## PAGE EXTRACT
•••
Oct 30 2020 12:09 PM
Oct 30 2020 12:09 PM
Due to this being a tricky question regarding my scenario i have put it under windows 10 management because i am trying to manage windows 10 devices.
After the MS update that all WSUS connections should go via a HTTPS and use an ssl certificate this has disrupt my normal updating method using WSUS completely and being within a company that explaining why we should need an SSL certificate just to update our devices will be a hassle if the come with an easy explanation as "if I just let it go via https instead of WSUS I will not need to buy an SSL certificate"
This has sparked my interest to start searching for alternatives for updating my devices, still in a controlled manner but without using WSUS or buying an SSL certificate. After reading this post: https://techcommunity.microsoft.com/t5/windows-it-pro-blog/changes-to-improve-security-for-windows-d... and additionally this post: https://techcommunity.microsoft.com/t5/windows-it-pro-blog/security-best-practices-for-windows-serve...
There was one user that wrote the following:
WSUS is a (not officially) deprecated product in many ways. I strongly recommend moving on to WuFB and Delivery Optmization."
After that i started to work on a Proof of Concept how i should deploy this within my environment.
•••
(Document layout analysis entries)
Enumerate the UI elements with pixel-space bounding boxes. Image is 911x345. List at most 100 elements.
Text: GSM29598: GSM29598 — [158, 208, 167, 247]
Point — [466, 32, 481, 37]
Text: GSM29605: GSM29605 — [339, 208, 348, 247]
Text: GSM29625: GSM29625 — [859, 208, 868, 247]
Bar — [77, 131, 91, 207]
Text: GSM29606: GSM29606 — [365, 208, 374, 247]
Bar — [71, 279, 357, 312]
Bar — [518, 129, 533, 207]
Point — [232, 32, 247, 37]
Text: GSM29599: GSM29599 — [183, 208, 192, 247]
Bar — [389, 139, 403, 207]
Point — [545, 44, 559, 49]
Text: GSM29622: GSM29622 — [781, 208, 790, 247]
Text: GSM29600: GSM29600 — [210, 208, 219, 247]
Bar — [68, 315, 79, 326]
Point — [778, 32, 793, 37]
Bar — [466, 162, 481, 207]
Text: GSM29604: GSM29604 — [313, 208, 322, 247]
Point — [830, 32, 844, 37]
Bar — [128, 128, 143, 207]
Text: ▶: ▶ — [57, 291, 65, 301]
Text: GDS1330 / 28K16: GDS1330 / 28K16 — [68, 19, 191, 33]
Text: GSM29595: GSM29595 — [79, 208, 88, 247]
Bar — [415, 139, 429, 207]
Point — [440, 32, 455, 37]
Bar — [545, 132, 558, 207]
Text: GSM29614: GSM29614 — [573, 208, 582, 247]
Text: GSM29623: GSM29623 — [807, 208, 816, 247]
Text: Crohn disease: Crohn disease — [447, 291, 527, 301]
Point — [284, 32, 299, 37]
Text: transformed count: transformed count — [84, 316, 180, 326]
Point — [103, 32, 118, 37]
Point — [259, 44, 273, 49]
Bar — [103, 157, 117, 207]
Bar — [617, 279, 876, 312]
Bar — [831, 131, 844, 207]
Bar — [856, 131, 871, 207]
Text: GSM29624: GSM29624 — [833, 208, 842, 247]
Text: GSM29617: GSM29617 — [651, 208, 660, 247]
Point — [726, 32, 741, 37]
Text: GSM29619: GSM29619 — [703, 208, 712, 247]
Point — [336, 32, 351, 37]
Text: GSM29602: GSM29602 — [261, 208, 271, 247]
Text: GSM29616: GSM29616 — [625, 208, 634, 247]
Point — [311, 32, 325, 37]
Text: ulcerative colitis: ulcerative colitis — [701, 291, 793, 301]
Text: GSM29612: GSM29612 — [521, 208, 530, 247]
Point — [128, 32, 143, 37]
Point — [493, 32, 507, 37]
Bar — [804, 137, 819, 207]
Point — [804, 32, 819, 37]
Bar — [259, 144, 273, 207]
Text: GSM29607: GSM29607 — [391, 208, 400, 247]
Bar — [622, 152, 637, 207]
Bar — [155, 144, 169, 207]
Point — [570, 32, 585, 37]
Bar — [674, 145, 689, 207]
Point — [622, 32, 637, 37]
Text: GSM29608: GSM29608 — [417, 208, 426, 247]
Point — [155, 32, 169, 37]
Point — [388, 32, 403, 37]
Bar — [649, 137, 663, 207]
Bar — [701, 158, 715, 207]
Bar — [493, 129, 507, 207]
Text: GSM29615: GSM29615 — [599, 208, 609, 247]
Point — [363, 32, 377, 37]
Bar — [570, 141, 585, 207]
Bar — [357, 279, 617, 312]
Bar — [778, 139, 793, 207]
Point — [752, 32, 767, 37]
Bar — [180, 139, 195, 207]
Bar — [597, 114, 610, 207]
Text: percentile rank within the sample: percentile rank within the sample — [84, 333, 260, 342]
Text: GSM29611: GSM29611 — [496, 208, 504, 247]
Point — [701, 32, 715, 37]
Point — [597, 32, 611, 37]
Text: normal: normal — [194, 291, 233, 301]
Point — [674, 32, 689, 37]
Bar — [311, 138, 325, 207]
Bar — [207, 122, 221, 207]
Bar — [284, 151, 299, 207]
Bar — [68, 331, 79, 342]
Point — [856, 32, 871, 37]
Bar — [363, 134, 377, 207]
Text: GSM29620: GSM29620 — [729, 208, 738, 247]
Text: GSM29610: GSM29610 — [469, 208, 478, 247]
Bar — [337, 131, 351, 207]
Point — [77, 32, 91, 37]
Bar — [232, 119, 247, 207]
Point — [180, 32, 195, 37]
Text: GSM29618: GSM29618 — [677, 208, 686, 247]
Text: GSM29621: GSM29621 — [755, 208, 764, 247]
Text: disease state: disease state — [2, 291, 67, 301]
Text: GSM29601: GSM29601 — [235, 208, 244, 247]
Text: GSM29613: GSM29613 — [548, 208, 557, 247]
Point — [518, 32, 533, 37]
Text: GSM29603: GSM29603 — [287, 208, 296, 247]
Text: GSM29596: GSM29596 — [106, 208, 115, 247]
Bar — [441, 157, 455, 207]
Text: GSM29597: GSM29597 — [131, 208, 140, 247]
•••
## WHAT THIS EXERCISE ASKS
A) Repeat the stretch of the WSUS forum post from "This has sparked" through "within my environment.", word for word.
B) Carry on the forum post about replacing WSUS from where it stops.
The entries above stand apart from the forum post on moving off WSUS.

## TASK-BY-TASK OUTPUTS
A)
This has sparked my interest to start searching for alternatives for updating my devices, still in a controlled manner but without using WSUS or buying an SSL certificate. After reading this post: https://techcommunity.microsoft.com/t5/windows-it-pro-blog/changes-to-improve-security-for-windows-d... and additionally this post: https://techcommunity.microsoft.com/t5/windows-it-pro-blog/security-best-practices-for-windows-serve...
There was one user that wrote the following:
WSUS is a (not officially) deprecated product in many ways. I strongly recommend moving on to WuFB and Delivery Optmization."
After that i started to work on a Proof of Concept how i should deploy this within my environment.

B)
Our environment consists of Windows Server 2008R2 standard servers that will be upgraded to Windows Server 2019 when the available resources become available but the majority of our devices run Windows 10 1809 and Later.
The questions that i have are the following:
1: Is it possible to have 1 Virtual Machine, one with windows 10 installed and the other one with windows server 2019 installed that will be updated to the latest versions and will hold all the updates on their hard drives and act as the Cache Servers?
I know that WSUS has its benefits to control updates based on delivery groups but reading regarding WUfb and delivery optimization is also possible to achieve the same aspect(at least what I could understand) from creating security groups or OU's and create a GPO specific to that OU/Security group.